__What you need to do__. Can you give all the records again without altering a single character?

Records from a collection
● ● ● ● ● ● ●
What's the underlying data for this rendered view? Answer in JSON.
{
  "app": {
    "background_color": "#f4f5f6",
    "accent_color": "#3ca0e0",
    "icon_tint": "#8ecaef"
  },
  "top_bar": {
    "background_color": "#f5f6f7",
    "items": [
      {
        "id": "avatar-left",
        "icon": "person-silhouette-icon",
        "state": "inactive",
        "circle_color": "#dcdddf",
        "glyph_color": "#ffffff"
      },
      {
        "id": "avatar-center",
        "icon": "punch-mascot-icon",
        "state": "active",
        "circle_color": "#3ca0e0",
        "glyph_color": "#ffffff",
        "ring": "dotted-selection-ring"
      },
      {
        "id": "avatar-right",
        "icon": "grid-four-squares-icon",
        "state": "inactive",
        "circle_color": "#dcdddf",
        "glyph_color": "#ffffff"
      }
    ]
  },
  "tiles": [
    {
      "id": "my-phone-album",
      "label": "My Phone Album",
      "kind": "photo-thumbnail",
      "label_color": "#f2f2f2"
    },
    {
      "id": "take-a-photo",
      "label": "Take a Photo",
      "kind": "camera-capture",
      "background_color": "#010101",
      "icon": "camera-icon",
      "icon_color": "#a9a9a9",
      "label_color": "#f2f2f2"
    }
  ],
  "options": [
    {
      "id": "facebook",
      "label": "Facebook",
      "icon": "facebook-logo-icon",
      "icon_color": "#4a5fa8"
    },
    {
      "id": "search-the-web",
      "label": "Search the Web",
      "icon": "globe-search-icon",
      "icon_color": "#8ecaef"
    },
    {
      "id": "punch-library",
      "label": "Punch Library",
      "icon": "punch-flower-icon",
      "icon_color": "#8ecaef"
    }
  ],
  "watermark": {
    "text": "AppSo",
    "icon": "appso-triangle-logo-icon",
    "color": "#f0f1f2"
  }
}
● ● ● ● ● ● ●
__Completed exercise__.
What's the underlying data for this rendered view? Answer in JSON.
{
  "app": {
    "background_color": "#f4f5f6",
    "accent_color": "#3ca0e0",
    "icon_tint": "#8ecaef"
  },
  "top_bar": {
    "background_color": "#f5f6f7",
    "items": [
      {
        "id": "avatar-left",
        "icon": "person-silhouette-icon",
        "state": "inactive",
        "circle_color": "#dcdddf",
        "glyph_color": "#ffffff"
      },
      {
        "id": "avatar-center",
        "icon": "punch-mascot-icon",
        "state": "active",
        "circle_color": "#3ca0e0",
        "glyph_color": "#ffffff",
        "ring": "dotted-selection-ring"
      },
      {
        "id": "avatar-right",
        "icon": "grid-four-squares-icon",
        "state": "inactive",
        "circle_color": "#dcdddf",
        "glyph_color": "#ffffff"
      }
    ]
  },
  "tiles": [
    {
      "id": "my-phone-album",
      "label": "My Phone Album",
      "kind": "photo-thumbnail",
      "label_color": "#f2f2f2"
    },
    {
      "id": "take-a-photo",
      "label": "Take a Photo",
      "kind": "camera-capture",
      "background_color": "#010101",
      "icon": "camera-icon",
      "icon_color": "#a9a9a9",
      "label_color": "#f2f2f2"
    }
  ],
  "options": [
    {
      "id": "facebook",
      "label": "Facebook",
      "icon": "facebook-logo-icon",
      "icon_color": "#4a5fa8"
    },
    {
      "id": "search-the-web",
      "label": "Search the Web",
      "icon": "globe-search-icon",
      "icon_color": "#8ecaef"
    },
    {
      "id": "punch-library",
      "label": "Punch Library",
      "icon": "punch-flower-icon",
      "icon_color": "#8ecaef"
    }
  ],
  "watermark": {
    "text": "AppSo",
    "icon": "appso-triangle-logo-icon",
    "color": "#f0f1f2"
  }
}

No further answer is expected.